» **WORK TO BE COMPLETED**: Wherever a line in the data below holds "Discordo", copy that line.

» **RECORDS FOR THIS TASK**:
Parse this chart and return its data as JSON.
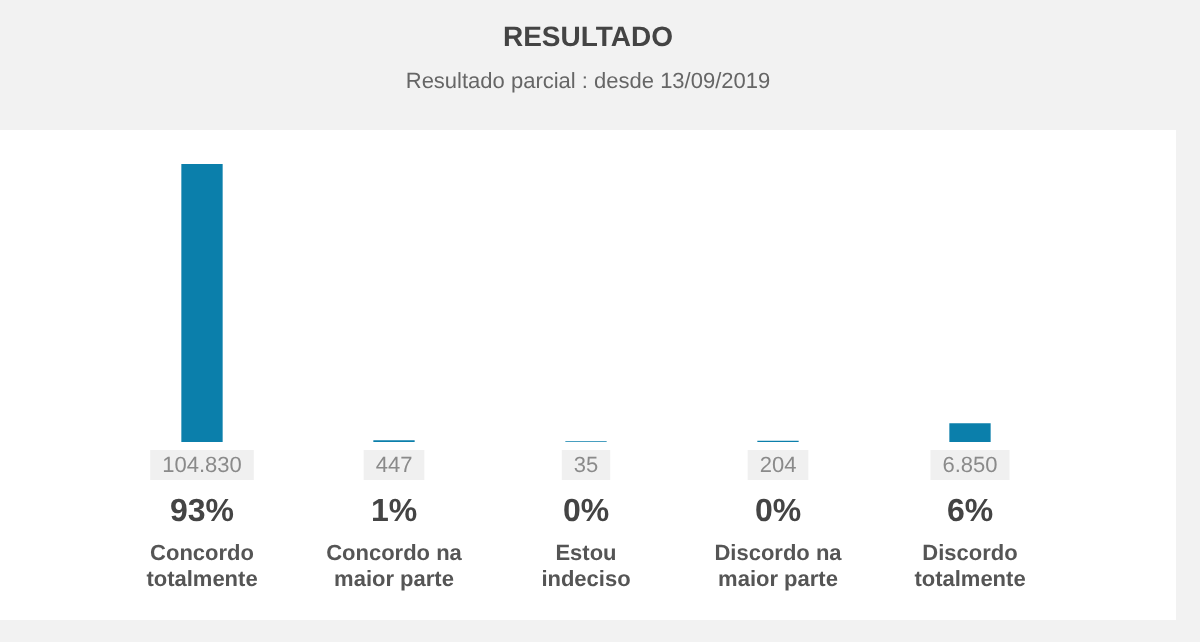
{
  "chart_data": {
    "type": "bar",
    "title": "RESULTADO",
    "subtitle": "Resultado parcial : desde 13/09/2019",
    "categories": [
      "Concordo totalmente",
      "Concordo na maior parte",
      "Estou indeciso",
      "Discordo na maior parte",
      "Discordo totalmente"
    ],
    "values": [
      104830,
      447,
      35,
      204,
      6850
    ],
    "value_labels": [
      "104.830",
      "447",
      "35",
      "204",
      "6.850"
    ],
    "color": "#0b7fab",
    "annotations": [
      "93%",
      "1%",
      "0%",
      "0%",
      "6%"
    ],
    "legend": false
  }
}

» **RESPONSE TO THE TASK**:
      "Discordo na maior parte",
      "Discordo totalmente"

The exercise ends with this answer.